→ Required task
The listing below should be printed exactly, every line of it. Skip the pictures.

→ Data entries
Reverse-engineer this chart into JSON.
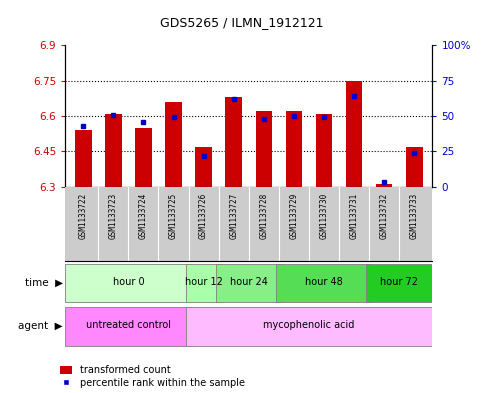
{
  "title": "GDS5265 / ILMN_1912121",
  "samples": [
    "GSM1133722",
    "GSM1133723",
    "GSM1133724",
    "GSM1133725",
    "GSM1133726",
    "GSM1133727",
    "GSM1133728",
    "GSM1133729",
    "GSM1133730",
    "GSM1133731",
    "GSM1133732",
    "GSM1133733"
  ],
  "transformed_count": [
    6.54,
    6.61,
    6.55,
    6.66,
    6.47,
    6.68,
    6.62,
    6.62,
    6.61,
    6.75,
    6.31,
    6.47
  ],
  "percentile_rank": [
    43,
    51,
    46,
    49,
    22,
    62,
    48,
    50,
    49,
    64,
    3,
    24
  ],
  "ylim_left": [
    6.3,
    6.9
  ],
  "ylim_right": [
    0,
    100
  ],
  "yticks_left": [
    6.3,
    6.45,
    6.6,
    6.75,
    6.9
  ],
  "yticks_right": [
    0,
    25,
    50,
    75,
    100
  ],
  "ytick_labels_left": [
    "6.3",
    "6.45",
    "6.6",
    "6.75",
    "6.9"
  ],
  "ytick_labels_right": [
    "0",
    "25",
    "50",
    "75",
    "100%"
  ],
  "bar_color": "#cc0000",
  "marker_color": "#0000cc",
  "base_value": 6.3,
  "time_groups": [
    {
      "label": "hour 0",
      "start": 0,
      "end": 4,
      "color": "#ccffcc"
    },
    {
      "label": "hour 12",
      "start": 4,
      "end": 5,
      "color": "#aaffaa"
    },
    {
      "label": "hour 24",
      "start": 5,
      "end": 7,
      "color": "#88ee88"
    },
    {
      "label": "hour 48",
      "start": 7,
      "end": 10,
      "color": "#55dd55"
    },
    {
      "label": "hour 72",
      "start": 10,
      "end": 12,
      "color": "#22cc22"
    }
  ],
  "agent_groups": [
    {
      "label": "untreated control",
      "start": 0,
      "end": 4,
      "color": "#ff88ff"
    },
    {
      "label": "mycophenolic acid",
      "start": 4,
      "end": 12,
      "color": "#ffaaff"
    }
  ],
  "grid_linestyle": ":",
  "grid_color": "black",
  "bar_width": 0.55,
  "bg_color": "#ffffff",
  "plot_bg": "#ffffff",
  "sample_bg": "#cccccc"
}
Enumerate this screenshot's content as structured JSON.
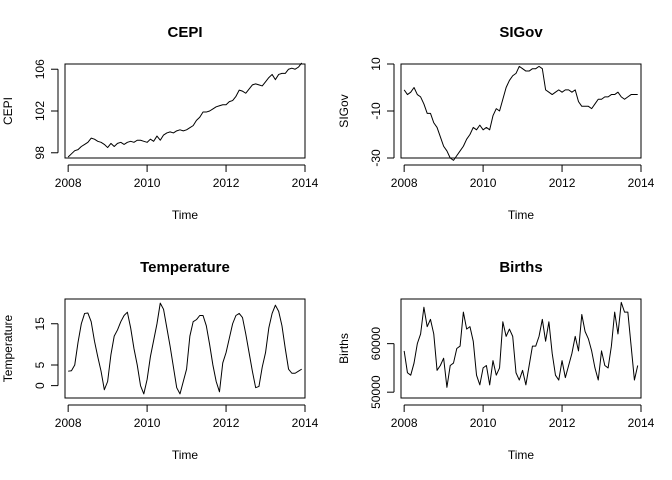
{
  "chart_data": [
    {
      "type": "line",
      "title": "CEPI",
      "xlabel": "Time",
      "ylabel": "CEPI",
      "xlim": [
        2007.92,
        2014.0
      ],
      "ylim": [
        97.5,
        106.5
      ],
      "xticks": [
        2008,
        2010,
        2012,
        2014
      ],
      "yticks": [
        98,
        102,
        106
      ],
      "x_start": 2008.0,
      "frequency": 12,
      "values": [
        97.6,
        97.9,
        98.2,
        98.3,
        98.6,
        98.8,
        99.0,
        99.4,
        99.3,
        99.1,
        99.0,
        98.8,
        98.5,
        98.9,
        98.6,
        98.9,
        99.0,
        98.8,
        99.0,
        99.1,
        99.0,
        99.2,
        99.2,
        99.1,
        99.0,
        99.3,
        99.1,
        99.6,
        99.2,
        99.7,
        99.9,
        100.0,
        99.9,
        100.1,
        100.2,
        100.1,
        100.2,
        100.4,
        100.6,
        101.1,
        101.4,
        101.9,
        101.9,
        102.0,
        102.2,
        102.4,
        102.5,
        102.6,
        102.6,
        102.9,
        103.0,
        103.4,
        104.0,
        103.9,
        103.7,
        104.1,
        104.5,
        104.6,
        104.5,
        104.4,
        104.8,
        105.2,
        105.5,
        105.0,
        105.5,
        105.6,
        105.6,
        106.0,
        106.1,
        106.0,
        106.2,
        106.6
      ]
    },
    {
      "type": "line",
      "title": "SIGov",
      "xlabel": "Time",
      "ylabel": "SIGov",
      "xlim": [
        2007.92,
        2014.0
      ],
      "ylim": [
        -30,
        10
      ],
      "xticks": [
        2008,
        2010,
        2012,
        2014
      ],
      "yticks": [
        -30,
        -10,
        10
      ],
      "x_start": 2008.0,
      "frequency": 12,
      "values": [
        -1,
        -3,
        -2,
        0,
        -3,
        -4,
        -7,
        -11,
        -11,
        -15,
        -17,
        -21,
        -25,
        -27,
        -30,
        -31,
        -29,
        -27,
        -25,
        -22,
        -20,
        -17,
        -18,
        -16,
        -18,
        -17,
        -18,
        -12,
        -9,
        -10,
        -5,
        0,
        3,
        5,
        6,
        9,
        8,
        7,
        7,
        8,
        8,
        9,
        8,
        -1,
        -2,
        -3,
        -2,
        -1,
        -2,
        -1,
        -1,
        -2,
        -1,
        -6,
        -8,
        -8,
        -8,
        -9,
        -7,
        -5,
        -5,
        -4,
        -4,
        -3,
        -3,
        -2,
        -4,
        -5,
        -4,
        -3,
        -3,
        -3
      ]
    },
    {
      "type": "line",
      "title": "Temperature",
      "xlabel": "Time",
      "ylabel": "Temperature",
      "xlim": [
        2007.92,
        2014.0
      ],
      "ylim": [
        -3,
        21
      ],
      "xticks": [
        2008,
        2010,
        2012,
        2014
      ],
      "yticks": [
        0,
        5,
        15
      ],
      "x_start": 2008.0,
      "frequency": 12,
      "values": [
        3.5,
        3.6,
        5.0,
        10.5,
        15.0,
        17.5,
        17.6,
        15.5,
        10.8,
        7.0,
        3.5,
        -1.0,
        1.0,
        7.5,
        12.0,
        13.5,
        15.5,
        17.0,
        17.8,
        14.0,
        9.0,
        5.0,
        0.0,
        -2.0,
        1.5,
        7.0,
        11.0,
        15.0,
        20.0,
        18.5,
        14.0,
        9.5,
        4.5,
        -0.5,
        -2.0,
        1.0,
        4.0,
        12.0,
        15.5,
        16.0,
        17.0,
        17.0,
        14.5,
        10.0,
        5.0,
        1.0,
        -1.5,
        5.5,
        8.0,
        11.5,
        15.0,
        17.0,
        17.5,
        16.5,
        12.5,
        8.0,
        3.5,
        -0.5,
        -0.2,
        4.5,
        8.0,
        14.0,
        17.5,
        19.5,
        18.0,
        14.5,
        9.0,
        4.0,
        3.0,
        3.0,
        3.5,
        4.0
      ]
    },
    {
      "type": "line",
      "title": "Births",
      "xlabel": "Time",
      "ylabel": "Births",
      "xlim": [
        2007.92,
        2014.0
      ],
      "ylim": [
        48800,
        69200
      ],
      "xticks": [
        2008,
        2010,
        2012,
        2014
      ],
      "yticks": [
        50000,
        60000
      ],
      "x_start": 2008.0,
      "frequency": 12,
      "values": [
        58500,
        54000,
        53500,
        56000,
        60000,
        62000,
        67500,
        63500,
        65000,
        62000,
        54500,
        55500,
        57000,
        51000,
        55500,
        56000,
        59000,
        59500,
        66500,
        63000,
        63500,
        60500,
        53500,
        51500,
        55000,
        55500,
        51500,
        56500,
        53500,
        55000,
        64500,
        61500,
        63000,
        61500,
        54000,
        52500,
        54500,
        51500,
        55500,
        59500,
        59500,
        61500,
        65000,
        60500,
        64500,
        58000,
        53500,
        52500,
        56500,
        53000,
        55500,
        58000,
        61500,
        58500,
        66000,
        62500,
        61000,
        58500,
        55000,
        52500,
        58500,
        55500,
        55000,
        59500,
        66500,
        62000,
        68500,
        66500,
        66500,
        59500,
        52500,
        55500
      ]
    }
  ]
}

→ Output below
Reverse-engineer this chart into JSON.
{
  "title": "GDS5265 / ILMN_1912121",
  "samples": [
    "GSM1133722",
    "GSM1133723",
    "GSM1133724",
    "GSM1133725",
    "GSM1133726",
    "GSM1133727",
    "GSM1133728",
    "GSM1133729",
    "GSM1133730",
    "GSM1133731",
    "GSM1133732",
    "GSM1133733"
  ],
  "transformed_count": [
    6.54,
    6.61,
    6.55,
    6.66,
    6.47,
    6.68,
    6.62,
    6.62,
    6.61,
    6.75,
    6.31,
    6.47
  ],
  "percentile_rank": [
    43,
    51,
    46,
    49,
    22,
    62,
    48,
    50,
    49,
    64,
    3,
    24
  ],
  "ylim_left": [
    6.3,
    6.9
  ],
  "ylim_right": [
    0,
    100
  ],
  "yticks_left": [
    6.3,
    6.45,
    6.6,
    6.75,
    6.9
  ],
  "yticks_right": [
    0,
    25,
    50,
    75,
    100
  ],
  "ytick_labels_left": [
    "6.3",
    "6.45",
    "6.6",
    "6.75",
    "6.9"
  ],
  "ytick_labels_right": [
    "0",
    "25",
    "50",
    "75",
    "100%"
  ],
  "bar_color": "#cc0000",
  "marker_color": "#0000cc",
  "base_value": 6.3,
  "time_groups": [
    {
      "label": "hour 0",
      "start": 0,
      "end": 4,
      "color": "#ccffcc"
    },
    {
      "label": "hour 12",
      "start": 4,
      "end": 5,
      "color": "#aaffaa"
    },
    {
      "label": "hour 24",
      "start": 5,
      "end": 7,
      "color": "#88ee88"
    },
    {
      "label": "hour 48",
      "start": 7,
      "end": 10,
      "color": "#55dd55"
    },
    {
      "label": "hour 72",
      "start": 10,
      "end": 12,
      "color": "#22cc22"
    }
  ],
  "agent_groups": [
    {
      "label": "untreated control",
      "start": 0,
      "end": 4,
      "color": "#ff88ff"
    },
    {
      "label": "mycophenolic acid",
      "start": 4,
      "end": 12,
      "color": "#ffaaff"
    }
  ],
  "grid_linestyle": ":",
  "grid_color": "black",
  "bar_width": 0.55,
  "bg_color": "#ffffff",
  "plot_bg": "#ffffff",
  "sample_bg": "#cccccc"
}
Enumerate this screenshot's content as structured JSON.
{
  "chart_data": [
    {
      "type": "line",
      "title": "CEPI",
      "xlabel": "Time",
      "ylabel": "CEPI",
      "xlim": [
        2007.92,
        2014.0
      ],
      "ylim": [
        97.5,
        106.5
      ],
      "xticks": [
        2008,
        2010,
        2012,
        2014
      ],
      "yticks": [
        98,
        102,
        106
      ],
      "x_start": 2008.0,
      "frequency": 12,
      "values": [
        97.6,
        97.9,
        98.2,
        98.3,
        98.6,
        98.8,
        99.0,
        99.4,
        99.3,
        99.1,
        99.0,
        98.8,
        98.5,
        98.9,
        98.6,
        98.9,
        99.0,
        98.8,
        99.0,
        99.1,
        99.0,
        99.2,
        99.2,
        99.1,
        99.0,
        99.3,
        99.1,
        99.6,
        99.2,
        99.7,
        99.9,
        100.0,
        99.9,
        100.1,
        100.2,
        100.1,
        100.2,
        100.4,
        100.6,
        101.1,
        101.4,
        101.9,
        101.9,
        102.0,
        102.2,
        102.4,
        102.5,
        102.6,
        102.6,
        102.9,
        103.0,
        103.4,
        104.0,
        103.9,
        103.7,
        104.1,
        104.5,
        104.6,
        104.5,
        104.4,
        104.8,
        105.2,
        105.5,
        105.0,
        105.5,
        105.6,
        105.6,
        106.0,
        106.1,
        106.0,
        106.2,
        106.6
      ]
    },
    {
      "type": "line",
      "title": "SIGov",
      "xlabel": "Time",
      "ylabel": "SIGov",
      "xlim": [
        2007.92,
        2014.0
      ],
      "ylim": [
        -30,
        10
      ],
      "xticks": [
        2008,
        2010,
        2012,
        2014
      ],
      "yticks": [
        -30,
        -10,
        10
      ],
      "x_start": 2008.0,
      "frequency": 12,
      "values": [
        -1,
        -3,
        -2,
        0,
        -3,
        -4,
        -7,
        -11,
        -11,
        -15,
        -17,
        -21,
        -25,
        -27,
        -30,
        -31,
        -29,
        -27,
        -25,
        -22,
        -20,
        -17,
        -18,
        -16,
        -18,
        -17,
        -18,
        -12,
        -9,
        -10,
        -5,
        0,
        3,
        5,
        6,
        9,
        8,
        7,
        7,
        8,
        8,
        9,
        8,
        -1,
        -2,
        -3,
        -2,
        -1,
        -2,
        -1,
        -1,
        -2,
        -1,
        -6,
        -8,
        -8,
        -8,
        -9,
        -7,
        -5,
        -5,
        -4,
        -4,
        -3,
        -3,
        -2,
        -4,
        -5,
        -4,
        -3,
        -3,
        -3
      ]
    },
    {
      "type": "line",
      "title": "Temperature",
      "xlabel": "Time",
      "ylabel": "Temperature",
      "xlim": [
        2007.92,
        2014.0
      ],
      "ylim": [
        -3,
        21
      ],
      "xticks": [
        2008,
        2010,
        2012,
        2014
      ],
      "yticks": [
        0,
        5,
        15
      ],
      "x_start": 2008.0,
      "frequency": 12,
      "values": [
        3.5,
        3.6,
        5.0,
        10.5,
        15.0,
        17.5,
        17.6,
        15.5,
        10.8,
        7.0,
        3.5,
        -1.0,
        1.0,
        7.5,
        12.0,
        13.5,
        15.5,
        17.0,
        17.8,
        14.0,
        9.0,
        5.0,
        0.0,
        -2.0,
        1.5,
        7.0,
        11.0,
        15.0,
        20.0,
        18.5,
        14.0,
        9.5,
        4.5,
        -0.5,
        -2.0,
        1.0,
        4.0,
        12.0,
        15.5,
        16.0,
        17.0,
        17.0,
        14.5,
        10.0,
        5.0,
        1.0,
        -1.5,
        5.5,
        8.0,
        11.5,
        15.0,
        17.0,
        17.5,
        16.5,
        12.5,
        8.0,
        3.5,
        -0.5,
        -0.2,
        4.5,
        8.0,
        14.0,
        17.5,
        19.5,
        18.0,
        14.5,
        9.0,
        4.0,
        3.0,
        3.0,
        3.5,
        4.0
      ]
    },
    {
      "type": "line",
      "title": "Births",
      "xlabel": "Time",
      "ylabel": "Births",
      "xlim": [
        2007.92,
        2014.0
      ],
      "ylim": [
        48800,
        69200
      ],
      "xticks": [
        2008,
        2010,
        2012,
        2014
      ],
      "yticks": [
        50000,
        60000
      ],
      "x_start": 2008.0,
      "frequency": 12,
      "values": [
        58500,
        54000,
        53500,
        56000,
        60000,
        62000,
        67500,
        63500,
        65000,
        62000,
        54500,
        55500,
        57000,
        51000,
        55500,
        56000,
        59000,
        59500,
        66500,
        63000,
        63500,
        60500,
        53500,
        51500,
        55000,
        55500,
        51500,
        56500,
        53500,
        55000,
        64500,
        61500,
        63000,
        61500,
        54000,
        52500,
        54500,
        51500,
        55500,
        59500,
        59500,
        61500,
        65000,
        60500,
        64500,
        58000,
        53500,
        52500,
        56500,
        53000,
        55500,
        58000,
        61500,
        58500,
        66000,
        62500,
        61000,
        58500,
        55000,
        52500,
        58500,
        55500,
        55000,
        59500,
        66500,
        62000,
        68500,
        66500,
        66500,
        59500,
        52500,
        55500
      ]
    }
  ]
}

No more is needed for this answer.